# start of Provided material
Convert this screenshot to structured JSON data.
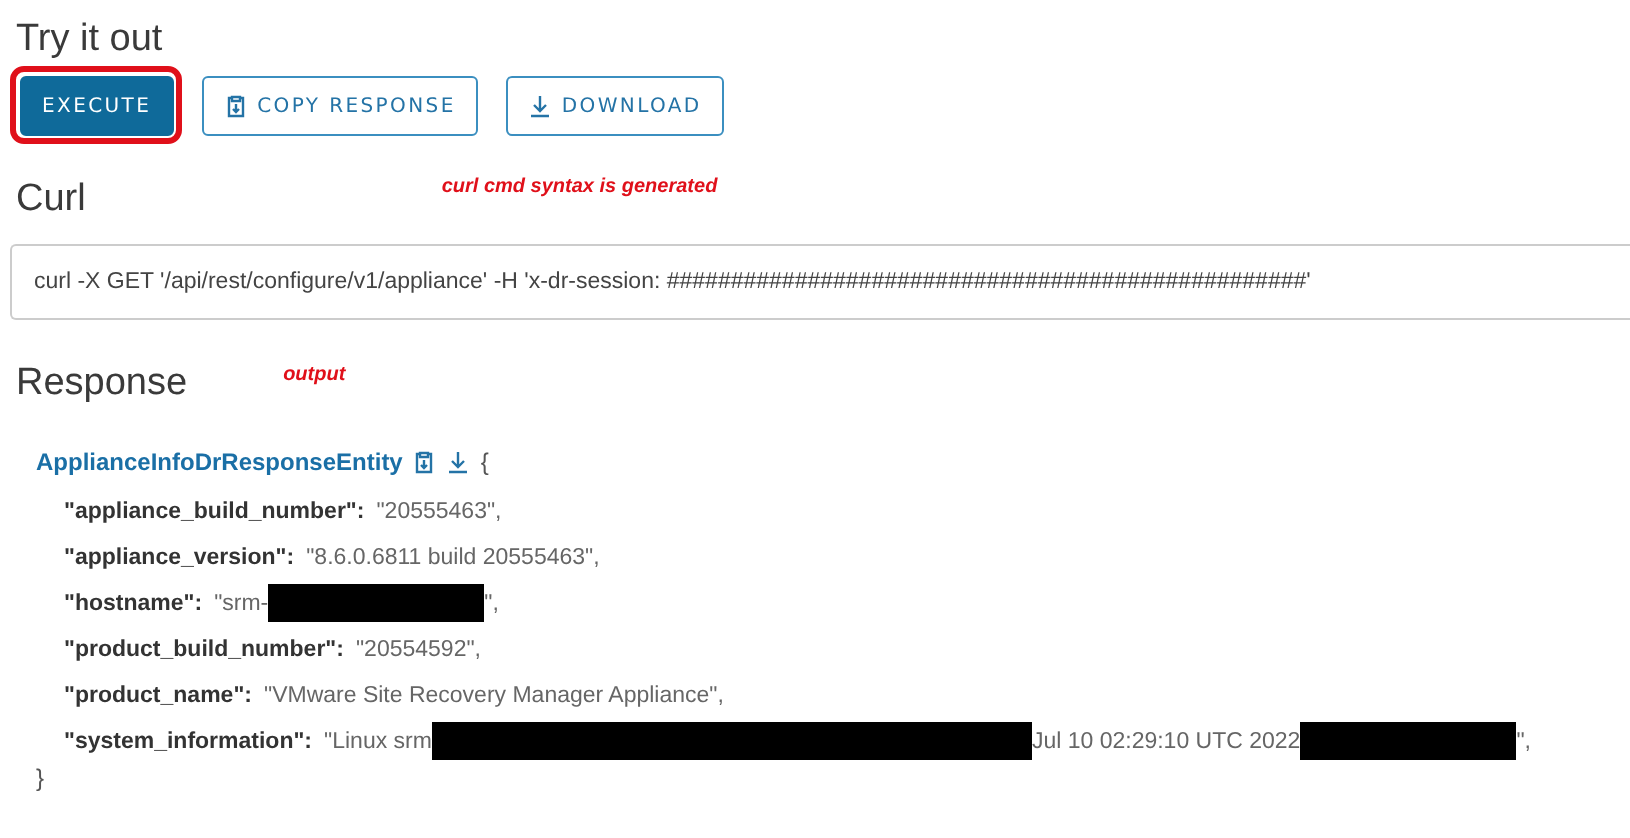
{
  "try_section": {
    "title": "Try it out",
    "buttons": [
      {
        "label": "EXECUTE",
        "kind": "primary",
        "highlighted": true
      },
      {
        "label": "COPY RESPONSE",
        "kind": "copy",
        "highlighted": false
      },
      {
        "label": "DOWNLOAD",
        "kind": "download",
        "highlighted": false
      }
    ]
  },
  "curl_section": {
    "title": "Curl",
    "annotation": "curl cmd syntax is generated",
    "command": "curl -X GET '/api/rest/configure/v1/appliance' -H 'x-dr-session: ##################################################'"
  },
  "response_section": {
    "title": "Response",
    "annotation": "output",
    "entity": "ApplianceInfoDrResponseEntity",
    "open_brace": "{",
    "close_brace": "}",
    "fields": [
      {
        "key": "\"appliance_build_number\":",
        "value": [
          {
            "kind": "text",
            "text": "\"20555463\","
          }
        ]
      },
      {
        "key": "\"appliance_version\":",
        "value": [
          {
            "kind": "text",
            "text": "\"8.6.0.6811 build 20555463\","
          }
        ]
      },
      {
        "key": "\"hostname\":",
        "value": [
          {
            "kind": "text",
            "text": "\"srm-"
          },
          {
            "kind": "redacted_medium"
          },
          {
            "kind": "text",
            "text": "\","
          }
        ]
      },
      {
        "key": "\"product_build_number\":",
        "value": [
          {
            "kind": "text",
            "text": "\"20554592\","
          }
        ]
      },
      {
        "key": "\"product_name\":",
        "value": [
          {
            "kind": "text",
            "text": "\"VMware Site Recovery Manager Appliance\","
          }
        ]
      },
      {
        "key": "\"system_information\":",
        "value": [
          {
            "kind": "text",
            "text": "\"Linux srm"
          },
          {
            "kind": "redacted_long"
          },
          {
            "kind": "text",
            "text": "Jul 10 02:29:10 UTC 2022"
          },
          {
            "kind": "redacted_medium"
          },
          {
            "kind": "text",
            "text": "\","
          }
        ]
      }
    ]
  }
}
# end of Provided material
▶ Task details:
Print the listing above in full, exactly as written. Omit any pictures.

▶ Result:
Convert this screenshot to structured JSON data.
{
  "try_section": {
    "title": "Try it out",
    "buttons": [
      {
        "label": "EXECUTE",
        "kind": "primary",
        "highlighted": true
      },
      {
        "label": "COPY RESPONSE",
        "kind": "copy",
        "highlighted": false
      },
      {
        "label": "DOWNLOAD",
        "kind": "download",
        "highlighted": false
      }
    ]
  },
  "curl_section": {
    "title": "Curl",
    "annotation": "curl cmd syntax is generated",
    "command": "curl -X GET '/api/rest/configure/v1/appliance' -H 'x-dr-session: ##################################################'"
  },
  "response_section": {
    "title": "Response",
    "annotation": "output",
    "entity": "ApplianceInfoDrResponseEntity",
    "open_brace": "{",
    "close_brace": "}",
    "fields": [
      {
        "key": "\"appliance_build_number\":",
        "value": [
          {
            "kind": "text",
            "text": "\"20555463\","
          }
        ]
      },
      {
        "key": "\"appliance_version\":",
        "value": [
          {
            "kind": "text",
            "text": "\"8.6.0.6811 build 20555463\","
          }
        ]
      },
      {
        "key": "\"hostname\":",
        "value": [
          {
            "kind": "text",
            "text": "\"srm-"
          },
          {
            "kind": "redacted_medium"
          },
          {
            "kind": "text",
            "text": "\","
          }
        ]
      },
      {
        "key": "\"product_build_number\":",
        "value": [
          {
            "kind": "text",
            "text": "\"20554592\","
          }
        ]
      },
      {
        "key": "\"product_name\":",
        "value": [
          {
            "kind": "text",
            "text": "\"VMware Site Recovery Manager Appliance\","
          }
        ]
      },
      {
        "key": "\"system_information\":",
        "value": [
          {
            "kind": "text",
            "text": "\"Linux srm"
          },
          {
            "kind": "redacted_long"
          },
          {
            "kind": "text",
            "text": "Jul 10 02:29:10 UTC 2022"
          },
          {
            "kind": "redacted_medium"
          },
          {
            "kind": "text",
            "text": "\","
          }
        ]
      }
    ]
  }
}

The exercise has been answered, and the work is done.